**Provided data:**

>>>

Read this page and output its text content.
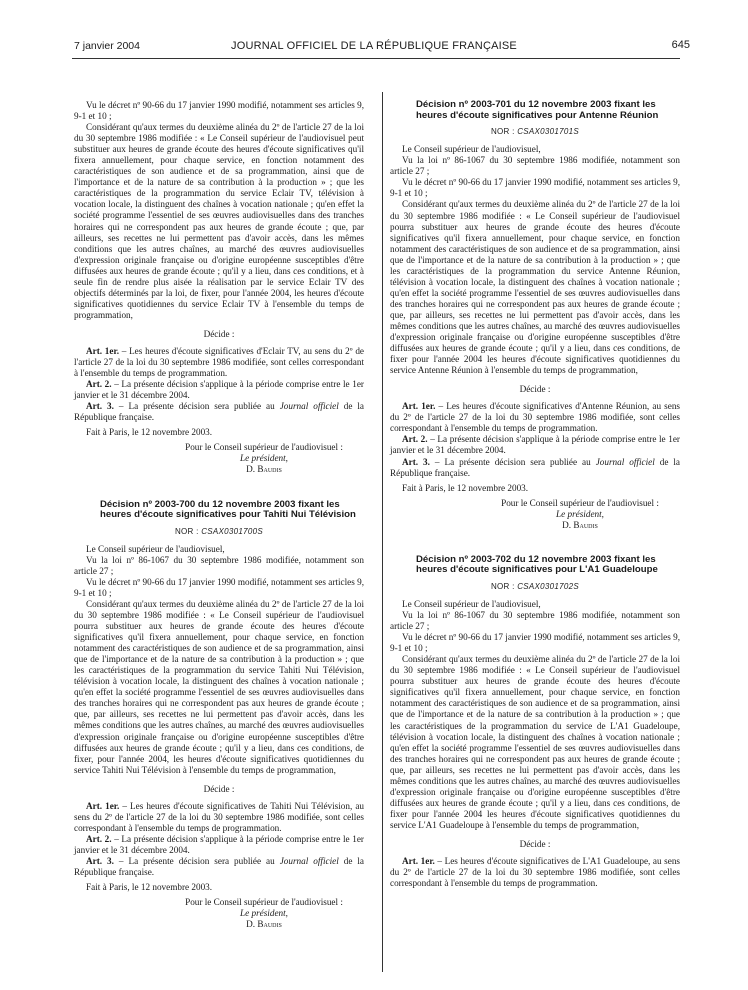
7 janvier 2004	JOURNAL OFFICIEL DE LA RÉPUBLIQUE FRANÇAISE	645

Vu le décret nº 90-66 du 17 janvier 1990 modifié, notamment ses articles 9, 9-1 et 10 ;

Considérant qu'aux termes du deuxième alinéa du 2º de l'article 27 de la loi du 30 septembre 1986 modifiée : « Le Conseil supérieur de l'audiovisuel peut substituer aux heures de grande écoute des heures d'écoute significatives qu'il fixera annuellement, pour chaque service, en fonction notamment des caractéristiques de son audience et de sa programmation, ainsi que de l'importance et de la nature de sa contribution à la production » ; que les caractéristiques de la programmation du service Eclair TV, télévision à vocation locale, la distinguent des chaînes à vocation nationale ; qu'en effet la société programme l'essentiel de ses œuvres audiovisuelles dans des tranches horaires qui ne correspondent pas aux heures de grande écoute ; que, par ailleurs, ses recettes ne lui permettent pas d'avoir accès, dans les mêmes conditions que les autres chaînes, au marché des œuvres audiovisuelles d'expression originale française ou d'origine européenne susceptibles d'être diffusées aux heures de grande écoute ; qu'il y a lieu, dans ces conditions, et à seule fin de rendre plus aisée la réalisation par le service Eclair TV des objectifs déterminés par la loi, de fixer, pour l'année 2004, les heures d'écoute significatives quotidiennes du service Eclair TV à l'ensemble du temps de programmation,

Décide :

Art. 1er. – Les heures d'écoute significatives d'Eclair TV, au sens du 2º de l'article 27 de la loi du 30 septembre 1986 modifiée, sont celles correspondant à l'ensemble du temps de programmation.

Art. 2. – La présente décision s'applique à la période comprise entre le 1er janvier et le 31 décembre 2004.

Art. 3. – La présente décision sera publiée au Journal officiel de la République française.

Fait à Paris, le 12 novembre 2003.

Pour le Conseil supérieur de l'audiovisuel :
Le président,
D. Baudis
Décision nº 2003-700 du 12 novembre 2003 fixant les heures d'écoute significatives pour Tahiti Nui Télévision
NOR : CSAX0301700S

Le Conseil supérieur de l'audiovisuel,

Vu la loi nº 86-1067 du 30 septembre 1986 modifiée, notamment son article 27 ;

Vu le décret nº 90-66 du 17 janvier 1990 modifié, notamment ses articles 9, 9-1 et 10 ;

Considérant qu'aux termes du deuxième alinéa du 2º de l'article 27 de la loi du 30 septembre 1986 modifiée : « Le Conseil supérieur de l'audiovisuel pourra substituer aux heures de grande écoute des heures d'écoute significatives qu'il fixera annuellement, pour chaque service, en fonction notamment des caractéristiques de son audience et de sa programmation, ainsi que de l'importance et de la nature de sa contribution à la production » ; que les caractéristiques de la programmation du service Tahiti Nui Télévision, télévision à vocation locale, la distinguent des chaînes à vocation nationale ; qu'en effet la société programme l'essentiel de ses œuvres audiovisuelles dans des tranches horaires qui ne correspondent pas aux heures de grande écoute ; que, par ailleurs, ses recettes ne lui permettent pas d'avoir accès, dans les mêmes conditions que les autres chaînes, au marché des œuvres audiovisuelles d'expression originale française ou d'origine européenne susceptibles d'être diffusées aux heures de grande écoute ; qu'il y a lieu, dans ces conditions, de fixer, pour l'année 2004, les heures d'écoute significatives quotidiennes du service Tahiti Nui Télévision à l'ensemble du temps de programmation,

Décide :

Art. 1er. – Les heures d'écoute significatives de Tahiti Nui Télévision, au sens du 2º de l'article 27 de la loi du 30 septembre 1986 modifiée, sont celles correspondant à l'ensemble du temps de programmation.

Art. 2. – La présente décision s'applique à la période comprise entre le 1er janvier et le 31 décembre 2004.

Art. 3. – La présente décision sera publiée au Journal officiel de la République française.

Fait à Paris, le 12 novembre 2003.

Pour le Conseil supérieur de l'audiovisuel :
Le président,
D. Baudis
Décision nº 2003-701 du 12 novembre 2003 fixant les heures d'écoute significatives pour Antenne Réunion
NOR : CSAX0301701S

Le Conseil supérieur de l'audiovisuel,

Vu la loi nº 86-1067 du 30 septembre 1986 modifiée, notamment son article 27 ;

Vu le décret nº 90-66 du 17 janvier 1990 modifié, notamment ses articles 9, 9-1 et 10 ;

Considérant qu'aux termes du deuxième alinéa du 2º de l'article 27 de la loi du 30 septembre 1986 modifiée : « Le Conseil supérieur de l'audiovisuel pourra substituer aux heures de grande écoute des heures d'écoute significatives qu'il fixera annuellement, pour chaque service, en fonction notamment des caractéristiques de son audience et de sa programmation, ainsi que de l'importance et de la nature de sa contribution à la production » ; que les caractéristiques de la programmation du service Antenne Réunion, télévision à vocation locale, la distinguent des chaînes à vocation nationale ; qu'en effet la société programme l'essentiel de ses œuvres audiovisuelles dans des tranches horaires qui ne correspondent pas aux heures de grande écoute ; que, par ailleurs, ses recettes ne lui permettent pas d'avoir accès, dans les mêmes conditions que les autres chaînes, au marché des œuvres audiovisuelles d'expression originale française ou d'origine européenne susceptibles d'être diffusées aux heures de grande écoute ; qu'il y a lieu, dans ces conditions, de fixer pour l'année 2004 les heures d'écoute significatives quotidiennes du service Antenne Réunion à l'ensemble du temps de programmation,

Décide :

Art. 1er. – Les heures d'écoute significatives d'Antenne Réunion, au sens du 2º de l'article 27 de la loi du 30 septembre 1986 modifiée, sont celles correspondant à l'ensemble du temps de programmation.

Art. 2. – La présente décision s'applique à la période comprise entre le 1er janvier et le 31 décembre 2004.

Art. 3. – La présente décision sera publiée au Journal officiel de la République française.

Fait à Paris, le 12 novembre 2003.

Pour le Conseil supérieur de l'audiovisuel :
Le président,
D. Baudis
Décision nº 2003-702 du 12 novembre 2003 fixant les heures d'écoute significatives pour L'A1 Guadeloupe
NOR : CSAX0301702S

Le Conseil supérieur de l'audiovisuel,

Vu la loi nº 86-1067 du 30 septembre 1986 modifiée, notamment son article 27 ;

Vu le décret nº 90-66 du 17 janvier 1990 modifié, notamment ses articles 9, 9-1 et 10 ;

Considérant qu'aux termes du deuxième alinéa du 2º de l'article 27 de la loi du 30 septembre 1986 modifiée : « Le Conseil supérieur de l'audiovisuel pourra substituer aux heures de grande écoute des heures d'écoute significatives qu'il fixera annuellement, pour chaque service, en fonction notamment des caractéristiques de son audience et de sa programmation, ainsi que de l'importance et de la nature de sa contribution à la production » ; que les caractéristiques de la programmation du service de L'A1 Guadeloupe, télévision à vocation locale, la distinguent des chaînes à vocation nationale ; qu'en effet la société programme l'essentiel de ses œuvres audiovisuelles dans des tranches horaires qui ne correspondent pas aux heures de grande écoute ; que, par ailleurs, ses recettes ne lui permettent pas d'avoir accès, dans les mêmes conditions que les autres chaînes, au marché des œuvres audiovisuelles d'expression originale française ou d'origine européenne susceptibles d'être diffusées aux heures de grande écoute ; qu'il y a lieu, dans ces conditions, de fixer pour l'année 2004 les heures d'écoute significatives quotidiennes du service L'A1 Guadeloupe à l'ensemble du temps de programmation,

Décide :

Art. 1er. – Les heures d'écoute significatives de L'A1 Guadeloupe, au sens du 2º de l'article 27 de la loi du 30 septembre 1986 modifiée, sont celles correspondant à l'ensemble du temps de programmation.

<<<
>>>

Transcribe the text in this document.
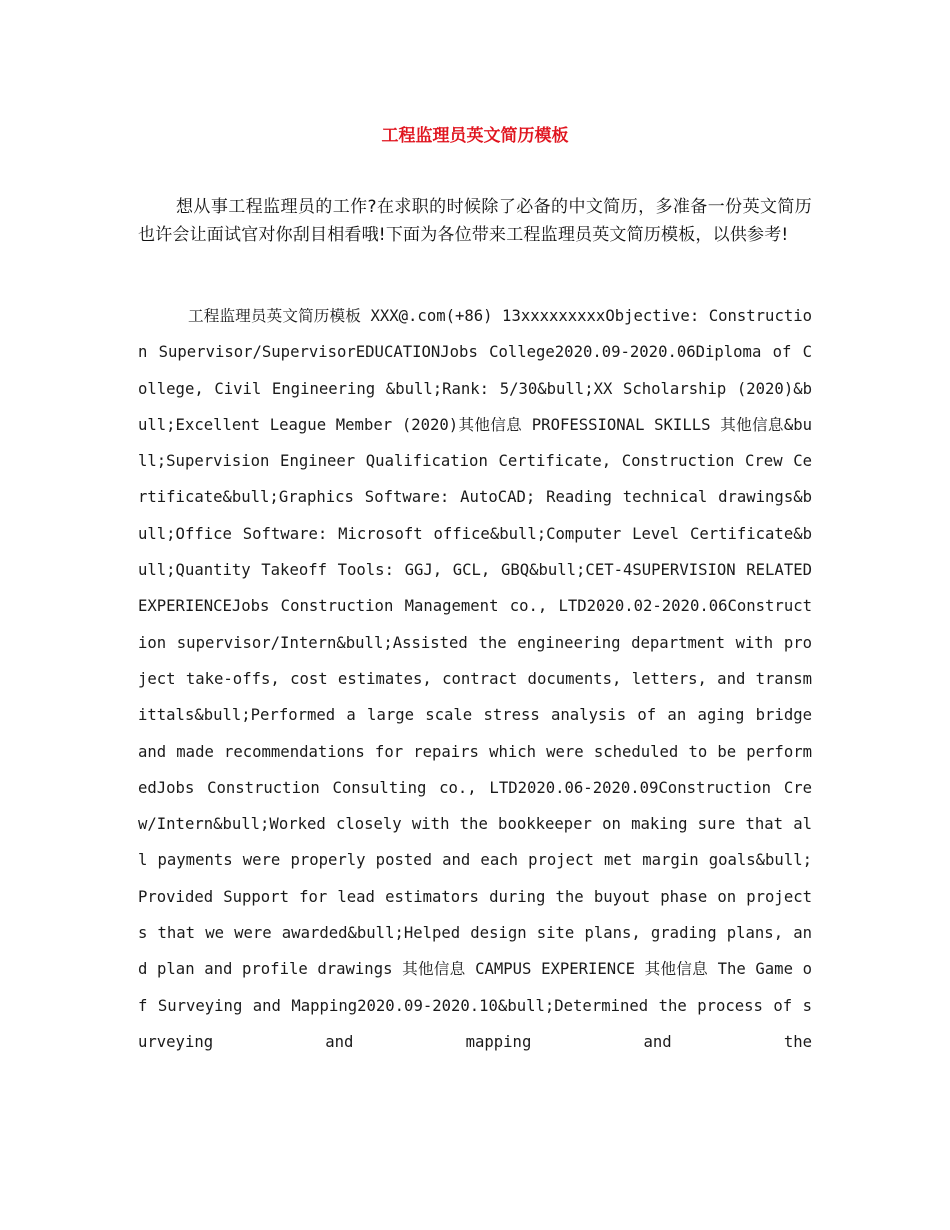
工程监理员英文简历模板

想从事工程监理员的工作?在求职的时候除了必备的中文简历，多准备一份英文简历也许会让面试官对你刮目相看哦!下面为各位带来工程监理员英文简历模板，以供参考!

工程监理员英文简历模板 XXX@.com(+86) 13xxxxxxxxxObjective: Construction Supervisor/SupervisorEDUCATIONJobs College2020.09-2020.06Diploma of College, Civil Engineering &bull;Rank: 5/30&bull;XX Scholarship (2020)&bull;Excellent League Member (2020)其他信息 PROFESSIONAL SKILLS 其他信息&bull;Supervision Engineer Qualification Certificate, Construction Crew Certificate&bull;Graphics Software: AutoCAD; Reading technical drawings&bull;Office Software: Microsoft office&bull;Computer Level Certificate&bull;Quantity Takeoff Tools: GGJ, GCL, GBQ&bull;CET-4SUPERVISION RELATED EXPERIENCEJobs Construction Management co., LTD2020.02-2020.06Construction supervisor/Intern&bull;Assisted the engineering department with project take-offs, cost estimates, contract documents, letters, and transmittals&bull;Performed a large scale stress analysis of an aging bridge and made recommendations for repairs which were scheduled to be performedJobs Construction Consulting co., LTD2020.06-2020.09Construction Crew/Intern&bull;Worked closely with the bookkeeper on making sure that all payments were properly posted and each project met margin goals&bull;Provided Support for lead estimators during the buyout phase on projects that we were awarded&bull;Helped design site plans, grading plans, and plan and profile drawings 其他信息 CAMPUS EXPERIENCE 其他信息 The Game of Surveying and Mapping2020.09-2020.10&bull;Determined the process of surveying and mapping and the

<<<

**Objective:**
Identify every line where the string "fixant" appears.

**The output:**
Décision nº 2003-700 du 12 novembre 2003 fixant les heures d'écoute significatives pour Tahiti Nui Télévision
Décision nº 2003-701 du 12 novembre 2003 fixant les heures d'écoute significatives pour Antenne Réunion
Décision nº 2003-702 du 12 novembre 2003 fixant les heures d'écoute significatives pour L'A1 Guadeloupe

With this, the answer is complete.